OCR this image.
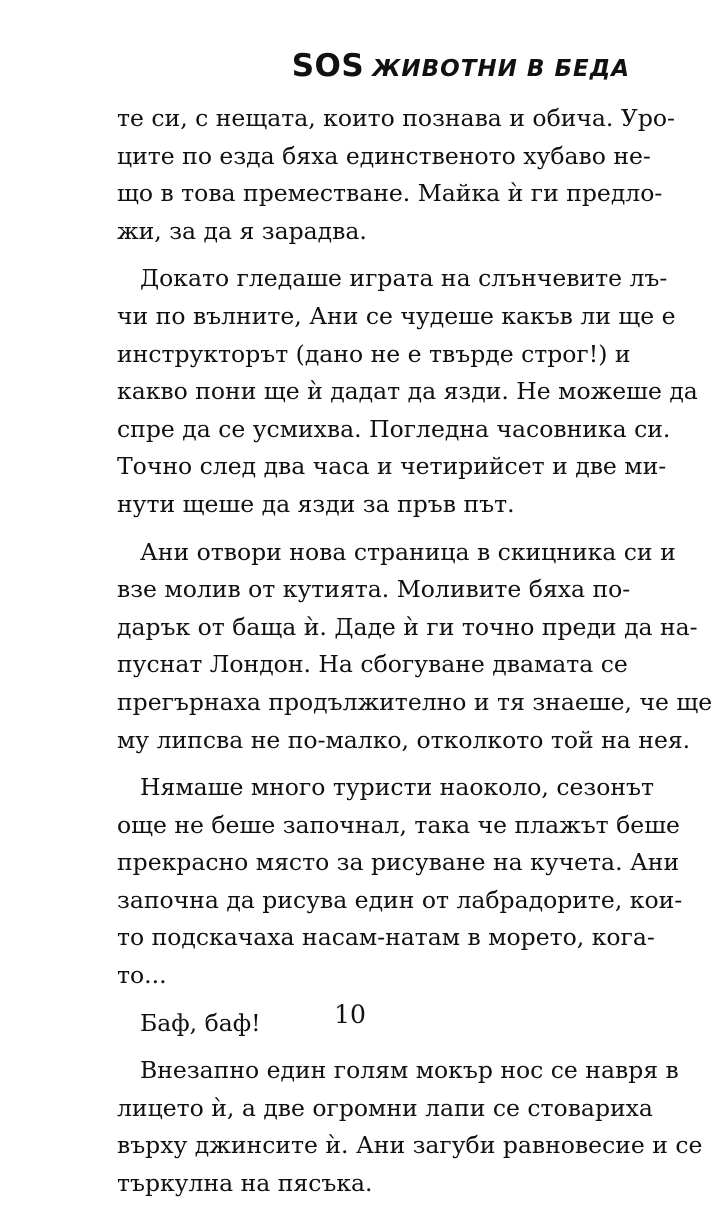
SOS ЖИВОТНИ В БЕДА
те си, с нещата, които познава и обича. Уро-
ците по езда бяха единственото хубаво не-
що в това преместване. Майка ѝ ги предло-
жи, за да я зарадва.
Докато гледаше играта на слънчевите лъ-
чи по вълните, Ани се чудеше какъв ли ще е
инструкторът (дано не е твърде строг!) и
какво пони ще ѝ дадат да язди. Не можеше да
спре да се усмихва. Погледна часовника си.
Точно след два часа и четирийсет и две ми-
нути щеше да язди за пръв път.
Ани отвори нова страница в скицника си и
взе молив от кутията. Моливите бяха по-
дарък от баща ѝ. Даде ѝ ги точно преди да на-
пуснат Лондон. На сбогуване двамата се
прегърнаха продължително и тя знаеше, че ще
му липсва не по-малко, отколкото той на нея.
Нямаше много туристи наоколо, сезонът
още не беше започнал, така че плажът беше
прекрасно място за рисуване на кучета. Ани
започна да рисува един от лабрадорите, кои-
то подскачаха насам-натам в морето, кога-
то...
Баф, баф!
Внезапно един голям мокър нос се навря в
лицето ѝ, а две огромни лапи се стовариха
върху джинсите ѝ. Ани загуби равновесие и се
търкулна на пясъка.
10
▬▬▬▬▬▬
▸ Written problem
Identify the lines in the entries above that contain "язди", then copy them out.

▸ Output of the exercise
какво пони ще ѝ дадат да язди. Не можеше да
нути щеше да язди за пръв път.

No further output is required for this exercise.